_PROBLEM REQUIREMENTS_. Return all lines below containing the word "TURF".

******

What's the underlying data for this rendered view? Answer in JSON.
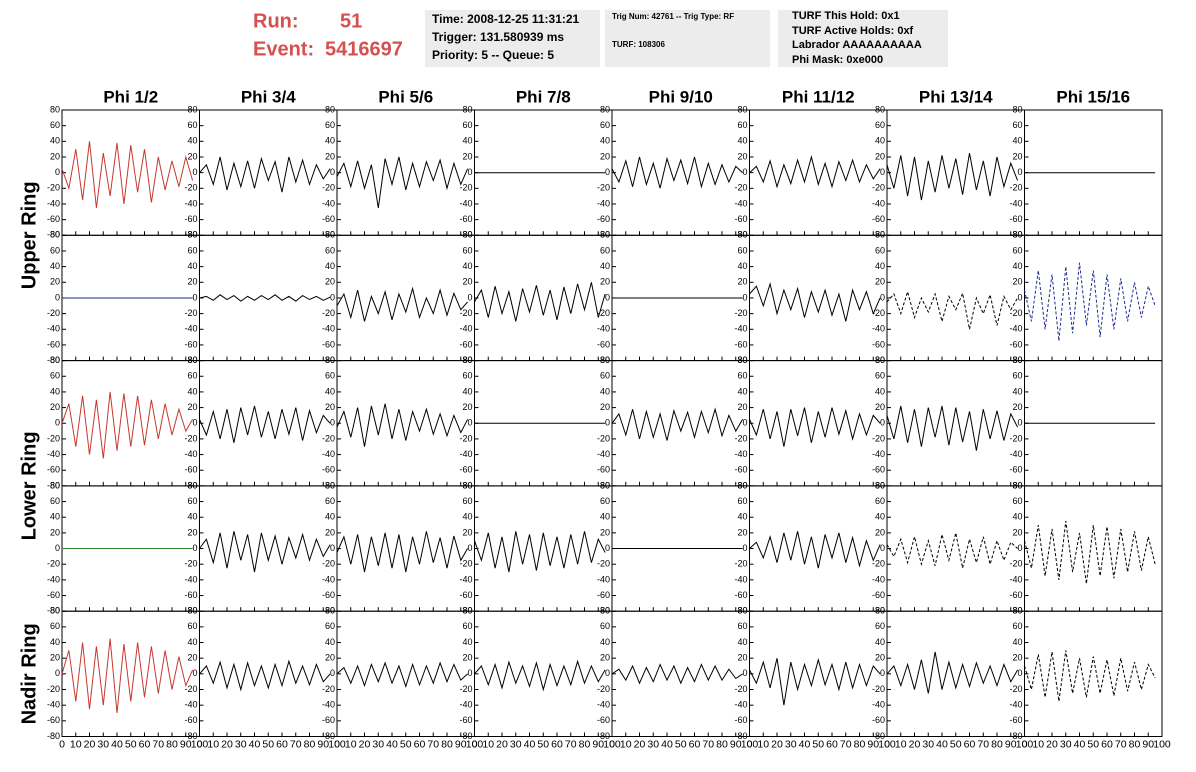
{
  "header": {
    "run_label": "Run:",
    "run": "51",
    "event_label": "Event:",
    "event": "5416697"
  },
  "info_boxes": [
    [
      "Time: 2008-12-25 11:31:21",
      "Trigger: 131.580939 ms",
      "Priority: 5 -- Queue: 5"
    ],
    [
      "Trig Num: 42761 -- Trig Type: RF",
      "TURF: 108306"
    ],
    [
      "TURF This Hold: 0x1",
      "TURF Active Holds: 0xf",
      "Labrador AAAAAAAAAA",
      "Phi Mask: 0xe000"
    ]
  ],
  "columns": [
    "Phi 1/2",
    "Phi 3/4",
    "Phi 5/6",
    "Phi 7/8",
    "Phi 9/10",
    "Phi 11/12",
    "Phi 13/14",
    "Phi 15/16"
  ],
  "ring_labels": [
    "Upper Ring",
    "Lower Ring",
    "Nadir Ring"
  ],
  "axes": {
    "xlim": [
      0,
      100
    ],
    "ylim": [
      -80,
      80
    ],
    "xticks": [
      0,
      10,
      20,
      30,
      40,
      50,
      60,
      70,
      80,
      90,
      100
    ],
    "yticks": [
      -80,
      -60,
      -40,
      -20,
      0,
      20,
      40,
      60,
      80
    ],
    "sample_x": [
      0,
      5,
      10,
      15,
      20,
      25,
      30,
      35,
      40,
      45,
      50,
      55,
      60,
      65,
      70,
      75,
      80,
      85,
      90,
      95
    ]
  },
  "panels": [
    [
      {
        "color": "#c8372d",
        "dashed": false,
        "values": [
          5,
          -20,
          30,
          -35,
          40,
          -45,
          25,
          -30,
          38,
          -40,
          35,
          -25,
          30,
          -38,
          20,
          -22,
          15,
          -18,
          20,
          -10
        ]
      },
      {
        "color": "#000000",
        "dashed": false,
        "values": [
          0,
          10,
          -15,
          20,
          -22,
          12,
          -18,
          15,
          -20,
          18,
          -10,
          14,
          -25,
          20,
          -12,
          16,
          -15,
          10,
          -8,
          5
        ]
      },
      {
        "color": "#000000",
        "dashed": false,
        "values": [
          -5,
          12,
          -18,
          15,
          -20,
          10,
          -45,
          18,
          -15,
          20,
          -22,
          12,
          -18,
          14,
          -10,
          16,
          -20,
          12,
          -15,
          5
        ]
      },
      {
        "color": "#000000",
        "dashed": false,
        "values": [
          0,
          0,
          0,
          0,
          0,
          0,
          0,
          0,
          0,
          0,
          0,
          0,
          0,
          0,
          0,
          0,
          0,
          0,
          0,
          0
        ]
      },
      {
        "color": "#000000",
        "dashed": false,
        "values": [
          5,
          -12,
          15,
          -18,
          20,
          -15,
          12,
          -20,
          18,
          -10,
          16,
          -14,
          20,
          -18,
          12,
          -15,
          10,
          -12,
          8,
          0
        ]
      },
      {
        "color": "#000000",
        "dashed": false,
        "values": [
          0,
          8,
          -12,
          15,
          -18,
          10,
          -14,
          16,
          -12,
          20,
          -15,
          12,
          -18,
          14,
          -10,
          16,
          -12,
          10,
          -8,
          5
        ]
      },
      {
        "color": "#000000",
        "dashed": false,
        "values": [
          10,
          -20,
          22,
          -30,
          20,
          -35,
          15,
          -25,
          22,
          -20,
          18,
          -28,
          25,
          -22,
          15,
          -30,
          20,
          -18,
          12,
          -10
        ]
      },
      {
        "color": "#000000",
        "dashed": false,
        "values": [
          0,
          0,
          0,
          0,
          0,
          0,
          0,
          0,
          0,
          0,
          0,
          0,
          0,
          0,
          0,
          0,
          0,
          0,
          0,
          0
        ]
      }
    ],
    [
      {
        "color": "#1f2a8f",
        "dashed": false,
        "values": [
          0,
          0,
          0,
          0,
          0,
          0,
          0,
          0,
          0,
          0,
          0,
          0,
          0,
          0,
          0,
          0,
          0,
          0,
          0,
          0
        ]
      },
      {
        "color": "#000000",
        "dashed": false,
        "values": [
          0,
          2,
          -3,
          4,
          -2,
          3,
          -4,
          2,
          -3,
          3,
          -2,
          4,
          -3,
          2,
          -4,
          3,
          -2,
          2,
          -3,
          1
        ]
      },
      {
        "color": "#000000",
        "dashed": false,
        "values": [
          -10,
          5,
          -25,
          10,
          -30,
          2,
          -20,
          8,
          -28,
          5,
          -18,
          12,
          -25,
          0,
          -20,
          10,
          -22,
          6,
          -15,
          -5
        ]
      },
      {
        "color": "#000000",
        "dashed": false,
        "values": [
          -5,
          10,
          -25,
          15,
          -20,
          8,
          -30,
          12,
          -18,
          16,
          -22,
          10,
          -28,
          14,
          -20,
          18,
          -15,
          20,
          -25,
          5
        ]
      },
      {
        "color": "#000000",
        "dashed": false,
        "values": [
          0,
          0,
          0,
          0,
          0,
          0,
          0,
          0,
          0,
          0,
          0,
          0,
          0,
          0,
          0,
          0,
          0,
          0,
          0,
          0
        ]
      },
      {
        "color": "#000000",
        "dashed": false,
        "values": [
          5,
          15,
          -10,
          18,
          -20,
          10,
          -15,
          12,
          -25,
          8,
          -18,
          10,
          -22,
          5,
          -30,
          10,
          -15,
          8,
          -20,
          0
        ]
      },
      {
        "color": "#000000",
        "dashed": true,
        "values": [
          -5,
          5,
          -20,
          8,
          -25,
          0,
          -18,
          5,
          -30,
          2,
          -15,
          6,
          -40,
          0,
          -20,
          4,
          -35,
          2,
          -15,
          0
        ]
      },
      {
        "color": "#1f2a8f",
        "dashed": true,
        "values": [
          10,
          -30,
          35,
          -40,
          30,
          -55,
          40,
          -45,
          45,
          -35,
          35,
          -50,
          30,
          -40,
          25,
          -30,
          20,
          -25,
          15,
          -10
        ]
      }
    ],
    [
      {
        "color": "#c8372d",
        "dashed": false,
        "values": [
          0,
          25,
          -30,
          35,
          -40,
          30,
          -45,
          40,
          -35,
          38,
          -30,
          35,
          -28,
          30,
          -20,
          25,
          -15,
          18,
          -10,
          5
        ]
      },
      {
        "color": "#000000",
        "dashed": false,
        "values": [
          5,
          -15,
          15,
          -20,
          18,
          -25,
          20,
          -15,
          22,
          -18,
          15,
          -20,
          18,
          -14,
          20,
          -22,
          16,
          -12,
          10,
          0
        ]
      },
      {
        "color": "#000000",
        "dashed": false,
        "values": [
          -5,
          15,
          -18,
          20,
          -30,
          22,
          -15,
          25,
          -20,
          18,
          -22,
          15,
          -10,
          18,
          -14,
          12,
          -16,
          10,
          -12,
          5
        ]
      },
      {
        "color": "#000000",
        "dashed": false,
        "values": [
          0,
          0,
          0,
          0,
          0,
          0,
          0,
          0,
          0,
          0,
          0,
          0,
          0,
          0,
          0,
          0,
          0,
          0,
          0,
          0
        ]
      },
      {
        "color": "#000000",
        "dashed": false,
        "values": [
          0,
          12,
          -15,
          18,
          -20,
          15,
          -18,
          12,
          -22,
          16,
          -10,
          14,
          -18,
          15,
          -12,
          18,
          -16,
          10,
          -10,
          5
        ]
      },
      {
        "color": "#000000",
        "dashed": false,
        "values": [
          5,
          -15,
          18,
          -20,
          15,
          -30,
          18,
          -16,
          20,
          -25,
          15,
          -18,
          20,
          -14,
          16,
          -20,
          12,
          -15,
          10,
          0
        ]
      },
      {
        "color": "#000000",
        "dashed": false,
        "values": [
          10,
          -20,
          22,
          -25,
          18,
          -30,
          20,
          -18,
          22,
          -28,
          20,
          -24,
          15,
          -35,
          18,
          -20,
          16,
          -22,
          12,
          -5
        ]
      },
      {
        "color": "#000000",
        "dashed": false,
        "values": [
          0,
          0,
          0,
          0,
          0,
          0,
          0,
          0,
          0,
          0,
          0,
          0,
          0,
          0,
          0,
          0,
          0,
          0,
          0,
          0
        ]
      }
    ],
    [
      {
        "color": "#2e8b2e",
        "dashed": false,
        "values": [
          0,
          0,
          0,
          0,
          0,
          0,
          0,
          0,
          0,
          0,
          0,
          0,
          0,
          0,
          0,
          0,
          0,
          0,
          0,
          0
        ]
      },
      {
        "color": "#000000",
        "dashed": false,
        "values": [
          0,
          12,
          -18,
          20,
          -25,
          22,
          -15,
          18,
          -30,
          20,
          -15,
          16,
          -20,
          14,
          -12,
          18,
          -15,
          12,
          -10,
          5
        ]
      },
      {
        "color": "#000000",
        "dashed": false,
        "values": [
          -5,
          15,
          -20,
          18,
          -30,
          15,
          -22,
          20,
          -25,
          18,
          -30,
          15,
          -20,
          22,
          -18,
          14,
          -25,
          16,
          -15,
          0
        ]
      },
      {
        "color": "#000000",
        "dashed": false,
        "values": [
          10,
          -15,
          20,
          -25,
          15,
          -30,
          22,
          -20,
          18,
          -28,
          20,
          -22,
          15,
          -25,
          18,
          -20,
          22,
          -18,
          12,
          -5
        ]
      },
      {
        "color": "#000000",
        "dashed": false,
        "values": [
          0,
          0,
          0,
          0,
          0,
          0,
          0,
          0,
          0,
          0,
          0,
          0,
          0,
          0,
          0,
          0,
          0,
          0,
          0,
          0
        ]
      },
      {
        "color": "#000000",
        "dashed": false,
        "values": [
          0,
          8,
          -12,
          15,
          -18,
          20,
          -15,
          22,
          -20,
          15,
          -25,
          18,
          -12,
          20,
          -18,
          14,
          -22,
          10,
          -15,
          5
        ]
      },
      {
        "color": "#000000",
        "dashed": true,
        "values": [
          5,
          -10,
          12,
          -18,
          15,
          -20,
          10,
          -22,
          18,
          -15,
          20,
          -25,
          12,
          -18,
          15,
          -20,
          10,
          -15,
          8,
          0
        ]
      },
      {
        "color": "#000000",
        "dashed": true,
        "values": [
          10,
          -25,
          30,
          -35,
          25,
          -40,
          35,
          -30,
          20,
          -45,
          30,
          -35,
          28,
          -38,
          25,
          -30,
          22,
          -28,
          15,
          -20
        ]
      }
    ],
    [
      {
        "color": "#c8372d",
        "dashed": false,
        "values": [
          0,
          30,
          -35,
          40,
          -45,
          35,
          -40,
          45,
          -50,
          38,
          -35,
          40,
          -30,
          35,
          -25,
          30,
          -20,
          22,
          -15,
          5
        ]
      },
      {
        "color": "#000000",
        "dashed": false,
        "values": [
          0,
          10,
          -12,
          15,
          -18,
          12,
          -20,
          14,
          -15,
          10,
          -18,
          12,
          -15,
          16,
          -12,
          10,
          -14,
          12,
          -10,
          0
        ]
      },
      {
        "color": "#000000",
        "dashed": false,
        "values": [
          0,
          8,
          -12,
          10,
          -15,
          12,
          -10,
          14,
          -12,
          10,
          -16,
          12,
          -14,
          10,
          -12,
          14,
          -10,
          12,
          -8,
          0
        ]
      },
      {
        "color": "#000000",
        "dashed": false,
        "values": [
          0,
          10,
          -14,
          12,
          -18,
          15,
          -12,
          10,
          -16,
          14,
          -20,
          12,
          -15,
          10,
          -14,
          16,
          -12,
          10,
          -10,
          5
        ]
      },
      {
        "color": "#000000",
        "dashed": false,
        "values": [
          0,
          6,
          -8,
          10,
          -12,
          8,
          -10,
          12,
          -8,
          10,
          -12,
          8,
          -10,
          12,
          -8,
          10,
          -8,
          6,
          -6,
          0
        ]
      },
      {
        "color": "#000000",
        "dashed": false,
        "values": [
          5,
          -12,
          15,
          -18,
          20,
          -40,
          15,
          -20,
          12,
          -15,
          18,
          -14,
          12,
          -20,
          15,
          -18,
          12,
          -15,
          10,
          0
        ]
      },
      {
        "color": "#000000",
        "dashed": false,
        "values": [
          0,
          10,
          -15,
          12,
          -20,
          18,
          -25,
          28,
          -20,
          15,
          -18,
          12,
          -16,
          14,
          -12,
          10,
          -15,
          12,
          -10,
          5
        ]
      },
      {
        "color": "#000000",
        "dashed": true,
        "values": [
          10,
          -20,
          25,
          -30,
          28,
          -35,
          30,
          -25,
          20,
          -30,
          22,
          -25,
          18,
          -28,
          20,
          -22,
          15,
          -20,
          12,
          -5
        ]
      }
    ]
  ]
}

******

_OUTPUT OF THE EXERCISE_.
      "TURF: 108306"
      "TURF This Hold: 0x1",
      "TURF Active Holds: 0xf",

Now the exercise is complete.